Set task: Repeat the listing word for word. No pictures belong in the copy.

Supplied material:
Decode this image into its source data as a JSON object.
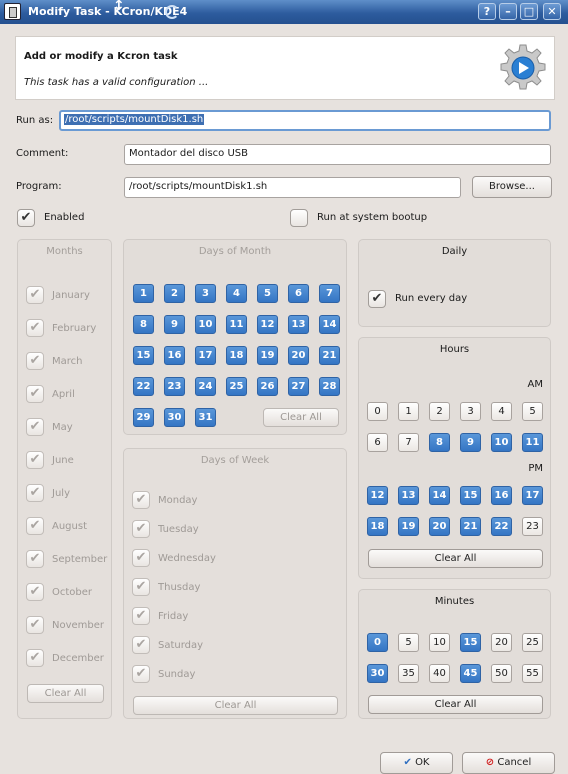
{
  "window": {
    "title": "Modify Task - KCron/KDE4",
    "buttons": {
      "help": "?",
      "minimize": "–",
      "maximize": "□",
      "close": "✕"
    }
  },
  "header": {
    "title": "Add or modify a Kcron task",
    "subtitle": "This task has a valid configuration ..."
  },
  "form": {
    "run_as_label": "Run as:",
    "run_as_value": "/root/scripts/mountDisk1.sh",
    "comment_label": "Comment:",
    "comment_value": "Montador del disco USB",
    "program_label": "Program:",
    "program_value": "/root/scripts/mountDisk1.sh",
    "browse_label": "Browse...",
    "enabled_label": "Enabled",
    "enabled_checked": true,
    "run_at_boot_label": "Run at system bootup",
    "run_at_boot_checked": false
  },
  "months": {
    "title": "Months",
    "items": [
      "January",
      "February",
      "March",
      "April",
      "May",
      "June",
      "July",
      "August",
      "September",
      "October",
      "November",
      "December"
    ],
    "clear_label": "Clear All"
  },
  "days_of_month": {
    "title": "Days of Month",
    "days": [
      "1",
      "2",
      "3",
      "4",
      "5",
      "6",
      "7",
      "8",
      "9",
      "10",
      "11",
      "12",
      "13",
      "14",
      "15",
      "16",
      "17",
      "18",
      "19",
      "20",
      "21",
      "22",
      "23",
      "24",
      "25",
      "26",
      "27",
      "28",
      "29",
      "30",
      "31"
    ],
    "clear_label": "Clear All"
  },
  "days_of_week": {
    "title": "Days of Week",
    "items": [
      "Monday",
      "Tuesday",
      "Wednesday",
      "Thusday",
      "Friday",
      "Saturday",
      "Sunday"
    ],
    "clear_label": "Clear All"
  },
  "daily": {
    "title": "Daily",
    "run_every_day_label": "Run every day",
    "checked": true
  },
  "hours": {
    "title": "Hours",
    "am_label": "AM",
    "pm_label": "PM",
    "am": [
      {
        "v": "0",
        "on": false
      },
      {
        "v": "1",
        "on": false
      },
      {
        "v": "2",
        "on": false
      },
      {
        "v": "3",
        "on": false
      },
      {
        "v": "4",
        "on": false
      },
      {
        "v": "5",
        "on": false
      },
      {
        "v": "6",
        "on": false
      },
      {
        "v": "7",
        "on": false
      },
      {
        "v": "8",
        "on": true
      },
      {
        "v": "9",
        "on": true
      },
      {
        "v": "10",
        "on": true
      },
      {
        "v": "11",
        "on": true
      }
    ],
    "pm": [
      {
        "v": "12",
        "on": true
      },
      {
        "v": "13",
        "on": true
      },
      {
        "v": "14",
        "on": true
      },
      {
        "v": "15",
        "on": true
      },
      {
        "v": "16",
        "on": true
      },
      {
        "v": "17",
        "on": true
      },
      {
        "v": "18",
        "on": true
      },
      {
        "v": "19",
        "on": true
      },
      {
        "v": "20",
        "on": true
      },
      {
        "v": "21",
        "on": true
      },
      {
        "v": "22",
        "on": true
      },
      {
        "v": "23",
        "on": false
      }
    ],
    "clear_label": "Clear All"
  },
  "minutes": {
    "title": "Minutes",
    "items": [
      {
        "v": "0",
        "on": true
      },
      {
        "v": "5",
        "on": false
      },
      {
        "v": "10",
        "on": false
      },
      {
        "v": "15",
        "on": true
      },
      {
        "v": "20",
        "on": false
      },
      {
        "v": "25",
        "on": false
      },
      {
        "v": "30",
        "on": true
      },
      {
        "v": "35",
        "on": false
      },
      {
        "v": "40",
        "on": false
      },
      {
        "v": "45",
        "on": true
      },
      {
        "v": "50",
        "on": false
      },
      {
        "v": "55",
        "on": false
      }
    ],
    "clear_label": "Clear All"
  },
  "footer": {
    "ok_label": "OK",
    "cancel_label": "Cancel"
  },
  "colors": {
    "titlebar": "#2d5c9e",
    "selected_cell": "#3475c4",
    "focus_border": "#6a9ad3"
  }
}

Result of this exercise:
Decode this image into its source data as a JSON object.
{
  "window": {
    "title": "Modify Task - KCron/KDE4",
    "buttons": {
      "help": "?",
      "minimize": "–",
      "maximize": "□",
      "close": "✕"
    }
  },
  "header": {
    "title": "Add or modify a Kcron task",
    "subtitle": "This task has a valid configuration ..."
  },
  "form": {
    "run_as_label": "Run as:",
    "run_as_value": "/root/scripts/mountDisk1.sh",
    "comment_label": "Comment:",
    "comment_value": "Montador del disco USB",
    "program_label": "Program:",
    "program_value": "/root/scripts/mountDisk1.sh",
    "browse_label": "Browse...",
    "enabled_label": "Enabled",
    "enabled_checked": true,
    "run_at_boot_label": "Run at system bootup",
    "run_at_boot_checked": false
  },
  "months": {
    "title": "Months",
    "items": [
      "January",
      "February",
      "March",
      "April",
      "May",
      "June",
      "July",
      "August",
      "September",
      "October",
      "November",
      "December"
    ],
    "clear_label": "Clear All"
  },
  "days_of_month": {
    "title": "Days of Month",
    "days": [
      "1",
      "2",
      "3",
      "4",
      "5",
      "6",
      "7",
      "8",
      "9",
      "10",
      "11",
      "12",
      "13",
      "14",
      "15",
      "16",
      "17",
      "18",
      "19",
      "20",
      "21",
      "22",
      "23",
      "24",
      "25",
      "26",
      "27",
      "28",
      "29",
      "30",
      "31"
    ],
    "clear_label": "Clear All"
  },
  "days_of_week": {
    "title": "Days of Week",
    "items": [
      "Monday",
      "Tuesday",
      "Wednesday",
      "Thusday",
      "Friday",
      "Saturday",
      "Sunday"
    ],
    "clear_label": "Clear All"
  },
  "daily": {
    "title": "Daily",
    "run_every_day_label": "Run every day",
    "checked": true
  },
  "hours": {
    "title": "Hours",
    "am_label": "AM",
    "pm_label": "PM",
    "am": [
      {
        "v": "0",
        "on": false
      },
      {
        "v": "1",
        "on": false
      },
      {
        "v": "2",
        "on": false
      },
      {
        "v": "3",
        "on": false
      },
      {
        "v": "4",
        "on": false
      },
      {
        "v": "5",
        "on": false
      },
      {
        "v": "6",
        "on": false
      },
      {
        "v": "7",
        "on": false
      },
      {
        "v": "8",
        "on": true
      },
      {
        "v": "9",
        "on": true
      },
      {
        "v": "10",
        "on": true
      },
      {
        "v": "11",
        "on": true
      }
    ],
    "pm": [
      {
        "v": "12",
        "on": true
      },
      {
        "v": "13",
        "on": true
      },
      {
        "v": "14",
        "on": true
      },
      {
        "v": "15",
        "on": true
      },
      {
        "v": "16",
        "on": true
      },
      {
        "v": "17",
        "on": true
      },
      {
        "v": "18",
        "on": true
      },
      {
        "v": "19",
        "on": true
      },
      {
        "v": "20",
        "on": true
      },
      {
        "v": "21",
        "on": true
      },
      {
        "v": "22",
        "on": true
      },
      {
        "v": "23",
        "on": false
      }
    ],
    "clear_label": "Clear All"
  },
  "minutes": {
    "title": "Minutes",
    "items": [
      {
        "v": "0",
        "on": true
      },
      {
        "v": "5",
        "on": false
      },
      {
        "v": "10",
        "on": false
      },
      {
        "v": "15",
        "on": true
      },
      {
        "v": "20",
        "on": false
      },
      {
        "v": "25",
        "on": false
      },
      {
        "v": "30",
        "on": true
      },
      {
        "v": "35",
        "on": false
      },
      {
        "v": "40",
        "on": false
      },
      {
        "v": "45",
        "on": true
      },
      {
        "v": "50",
        "on": false
      },
      {
        "v": "55",
        "on": false
      }
    ],
    "clear_label": "Clear All"
  },
  "footer": {
    "ok_label": "OK",
    "cancel_label": "Cancel"
  },
  "colors": {
    "titlebar": "#2d5c9e",
    "selected_cell": "#3475c4",
    "focus_border": "#6a9ad3"
  }
}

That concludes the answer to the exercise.